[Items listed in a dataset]

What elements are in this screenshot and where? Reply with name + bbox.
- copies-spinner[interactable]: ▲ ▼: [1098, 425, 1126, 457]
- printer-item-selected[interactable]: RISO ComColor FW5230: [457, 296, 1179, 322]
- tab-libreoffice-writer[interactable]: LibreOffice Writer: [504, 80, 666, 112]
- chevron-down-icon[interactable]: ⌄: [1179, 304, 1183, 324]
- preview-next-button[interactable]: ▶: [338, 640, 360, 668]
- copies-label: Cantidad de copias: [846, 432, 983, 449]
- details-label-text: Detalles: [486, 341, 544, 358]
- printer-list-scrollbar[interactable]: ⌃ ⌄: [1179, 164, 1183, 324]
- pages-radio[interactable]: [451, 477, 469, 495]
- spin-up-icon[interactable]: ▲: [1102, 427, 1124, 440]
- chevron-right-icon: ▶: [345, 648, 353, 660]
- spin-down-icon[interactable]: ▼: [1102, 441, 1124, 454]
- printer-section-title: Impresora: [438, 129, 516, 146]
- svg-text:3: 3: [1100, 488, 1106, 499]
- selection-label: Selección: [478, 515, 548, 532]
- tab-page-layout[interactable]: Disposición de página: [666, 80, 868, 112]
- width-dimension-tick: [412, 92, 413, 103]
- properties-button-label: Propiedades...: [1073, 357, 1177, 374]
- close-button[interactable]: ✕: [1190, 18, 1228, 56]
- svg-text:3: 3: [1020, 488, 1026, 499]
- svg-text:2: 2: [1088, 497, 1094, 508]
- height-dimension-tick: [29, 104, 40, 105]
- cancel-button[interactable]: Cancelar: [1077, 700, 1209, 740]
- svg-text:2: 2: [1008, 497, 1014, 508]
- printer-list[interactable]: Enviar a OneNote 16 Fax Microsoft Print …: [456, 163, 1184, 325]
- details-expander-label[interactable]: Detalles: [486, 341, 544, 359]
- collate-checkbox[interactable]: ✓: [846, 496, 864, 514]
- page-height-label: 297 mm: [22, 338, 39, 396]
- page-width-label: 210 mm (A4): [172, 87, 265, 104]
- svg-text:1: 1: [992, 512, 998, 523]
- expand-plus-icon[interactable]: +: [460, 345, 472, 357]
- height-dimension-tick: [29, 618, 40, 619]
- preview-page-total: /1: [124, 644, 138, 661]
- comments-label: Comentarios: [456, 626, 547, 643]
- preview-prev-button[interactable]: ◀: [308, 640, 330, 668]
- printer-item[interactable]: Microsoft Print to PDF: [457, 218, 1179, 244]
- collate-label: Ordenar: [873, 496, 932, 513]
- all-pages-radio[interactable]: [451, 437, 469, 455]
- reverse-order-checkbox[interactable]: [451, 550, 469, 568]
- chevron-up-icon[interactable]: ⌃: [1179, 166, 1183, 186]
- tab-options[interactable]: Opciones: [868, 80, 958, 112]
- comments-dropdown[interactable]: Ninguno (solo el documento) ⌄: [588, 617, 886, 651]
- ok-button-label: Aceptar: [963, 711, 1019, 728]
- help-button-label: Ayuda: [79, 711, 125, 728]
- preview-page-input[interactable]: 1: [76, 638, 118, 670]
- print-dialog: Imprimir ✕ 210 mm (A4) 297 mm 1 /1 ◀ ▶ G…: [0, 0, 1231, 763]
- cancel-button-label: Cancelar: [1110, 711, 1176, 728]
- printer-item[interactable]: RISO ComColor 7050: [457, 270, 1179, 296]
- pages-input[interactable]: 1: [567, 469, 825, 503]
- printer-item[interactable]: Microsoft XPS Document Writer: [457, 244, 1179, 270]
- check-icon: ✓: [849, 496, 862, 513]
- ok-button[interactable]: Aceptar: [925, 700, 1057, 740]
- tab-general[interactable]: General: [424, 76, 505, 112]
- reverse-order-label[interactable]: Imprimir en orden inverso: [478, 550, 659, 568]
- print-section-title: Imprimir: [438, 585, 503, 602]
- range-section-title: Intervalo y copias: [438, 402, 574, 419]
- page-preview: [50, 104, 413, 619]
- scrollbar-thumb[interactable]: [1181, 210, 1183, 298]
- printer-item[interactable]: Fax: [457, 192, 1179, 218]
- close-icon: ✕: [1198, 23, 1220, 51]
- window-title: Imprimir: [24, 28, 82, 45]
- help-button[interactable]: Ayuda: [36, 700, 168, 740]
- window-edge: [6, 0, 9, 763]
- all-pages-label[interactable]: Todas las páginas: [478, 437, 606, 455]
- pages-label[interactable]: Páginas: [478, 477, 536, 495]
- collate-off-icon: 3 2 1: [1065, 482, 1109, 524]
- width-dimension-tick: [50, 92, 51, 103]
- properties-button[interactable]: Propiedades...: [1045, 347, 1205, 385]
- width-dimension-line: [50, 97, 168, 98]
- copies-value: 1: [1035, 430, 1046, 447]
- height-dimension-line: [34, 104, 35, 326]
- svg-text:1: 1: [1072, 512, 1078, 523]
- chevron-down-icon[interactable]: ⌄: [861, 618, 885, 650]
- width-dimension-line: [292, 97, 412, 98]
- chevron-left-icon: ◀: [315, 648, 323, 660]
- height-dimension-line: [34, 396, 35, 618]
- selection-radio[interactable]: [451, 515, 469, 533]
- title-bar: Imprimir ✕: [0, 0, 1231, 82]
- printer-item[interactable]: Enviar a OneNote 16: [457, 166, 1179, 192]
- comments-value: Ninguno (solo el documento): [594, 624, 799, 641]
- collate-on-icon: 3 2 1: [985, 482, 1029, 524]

- Directions for this task: Quote each of the rows above verbatim, in the order they appear.

- Task answer:
What elements are in this screenshot and where? Reply with name + bbox.
- copies-spinner[interactable]: ▲ ▼: [1098, 425, 1126, 457]
- printer-item-selected[interactable]: RISO ComColor FW5230: [457, 296, 1179, 322]
- tab-libreoffice-writer[interactable]: LibreOffice Writer: [504, 80, 666, 112]
- chevron-down-icon[interactable]: ⌄: [1179, 304, 1183, 324]
- preview-next-button[interactable]: ▶: [338, 640, 360, 668]
- copies-label: Cantidad de copias: [846, 432, 983, 449]
- details-label-text: Detalles: [486, 341, 544, 358]
- printer-list-scrollbar[interactable]: ⌃ ⌄: [1179, 164, 1183, 324]
- pages-radio[interactable]: [451, 477, 469, 495]
- spin-up-icon[interactable]: ▲: [1102, 427, 1124, 440]
- chevron-right-icon: ▶: [345, 648, 353, 660]
- spin-down-icon[interactable]: ▼: [1102, 441, 1124, 454]
- printer-section-title: Impresora: [438, 129, 516, 146]
- svg-text:3: 3: [1100, 488, 1106, 499]
- selection-label: Selección: [478, 515, 548, 532]
- tab-page-layout[interactable]: Disposición de página: [666, 80, 868, 112]
- width-dimension-tick: [412, 92, 413, 103]
- properties-button-label: Propiedades...: [1073, 357, 1177, 374]
- close-button[interactable]: ✕: [1190, 18, 1228, 56]
- svg-text:3: 3: [1020, 488, 1026, 499]
- svg-text:2: 2: [1088, 497, 1094, 508]
- height-dimension-tick: [29, 104, 40, 105]
- cancel-button[interactable]: Cancelar: [1077, 700, 1209, 740]
- svg-text:2: 2: [1008, 497, 1014, 508]
- printer-list[interactable]: Enviar a OneNote 16 Fax Microsoft Print …: [456, 163, 1184, 325]
- details-expander-label[interactable]: Detalles: [486, 341, 544, 359]
- collate-checkbox[interactable]: ✓: [846, 496, 864, 514]
- page-height-label: 297 mm: [22, 338, 39, 396]
- page-width-label: 210 mm (A4): [172, 87, 265, 104]
- svg-text:1: 1: [992, 512, 998, 523]
- expand-plus-icon[interactable]: +: [460, 345, 472, 357]
- height-dimension-tick: [29, 618, 40, 619]
- preview-page-total: /1: [124, 644, 138, 661]
- comments-label: Comentarios: [456, 626, 547, 643]
- preview-prev-button[interactable]: ◀: [308, 640, 330, 668]
- printer-item[interactable]: Microsoft Print to PDF: [457, 218, 1179, 244]
- collate-label: Ordenar: [873, 496, 932, 513]
- all-pages-radio[interactable]: [451, 437, 469, 455]
- reverse-order-checkbox[interactable]: [451, 550, 469, 568]
- chevron-up-icon[interactable]: ⌃: [1179, 166, 1183, 186]
- tab-options[interactable]: Opciones: [868, 80, 958, 112]
- comments-dropdown[interactable]: Ninguno (solo el documento) ⌄: [588, 617, 886, 651]
- ok-button-label: Aceptar: [963, 711, 1019, 728]
- help-button-label: Ayuda: [79, 711, 125, 728]
- preview-page-input[interactable]: 1: [76, 638, 118, 670]
- print-dialog: Imprimir ✕ 210 mm (A4) 297 mm 1 /1 ◀ ▶ G…: [0, 0, 1231, 763]
- cancel-button-label: Cancelar: [1110, 711, 1176, 728]
- printer-item[interactable]: RISO ComColor 7050: [457, 270, 1179, 296]
- pages-input[interactable]: 1: [567, 469, 825, 503]
- printer-item[interactable]: Microsoft XPS Document Writer: [457, 244, 1179, 270]
- check-icon: ✓: [849, 496, 862, 513]
- ok-button[interactable]: Aceptar: [925, 700, 1057, 740]
- tab-general[interactable]: General: [424, 76, 505, 112]
- reverse-order-label[interactable]: Imprimir en orden inverso: [478, 550, 659, 568]
- print-section-title: Imprimir: [438, 585, 503, 602]
- range-section-title: Intervalo y copias: [438, 402, 574, 419]
- page-preview: [50, 104, 413, 619]
- scrollbar-thumb[interactable]: [1181, 210, 1183, 298]
- printer-item[interactable]: Fax: [457, 192, 1179, 218]
- close-icon: ✕: [1198, 23, 1220, 51]
- window-title: Imprimir: [24, 28, 82, 45]
- help-button[interactable]: Ayuda: [36, 700, 168, 740]
- window-edge: [6, 0, 9, 763]
- all-pages-label[interactable]: Todas las páginas: [478, 437, 606, 455]
- pages-label[interactable]: Páginas: [478, 477, 536, 495]
- collate-off-icon: 3 2 1: [1065, 482, 1109, 524]
- width-dimension-tick: [50, 92, 51, 103]
- properties-button[interactable]: Propiedades...: [1045, 347, 1205, 385]
- width-dimension-line: [50, 97, 168, 98]
- copies-value: 1: [1035, 430, 1046, 447]
- height-dimension-line: [34, 104, 35, 326]
- svg-text:1: 1: [1072, 512, 1078, 523]
- chevron-down-icon[interactable]: ⌄: [861, 618, 885, 650]
- width-dimension-line: [292, 97, 412, 98]
- chevron-left-icon: ◀: [315, 648, 323, 660]
- height-dimension-line: [34, 396, 35, 618]
- selection-radio[interactable]: [451, 515, 469, 533]
- title-bar: Imprimir ✕: [0, 0, 1231, 82]
- printer-item[interactable]: Enviar a OneNote 16: [457, 166, 1179, 192]
- comments-value: Ninguno (solo el documento): [594, 624, 799, 641]
- collate-on-icon: 3 2 1: [985, 482, 1029, 524]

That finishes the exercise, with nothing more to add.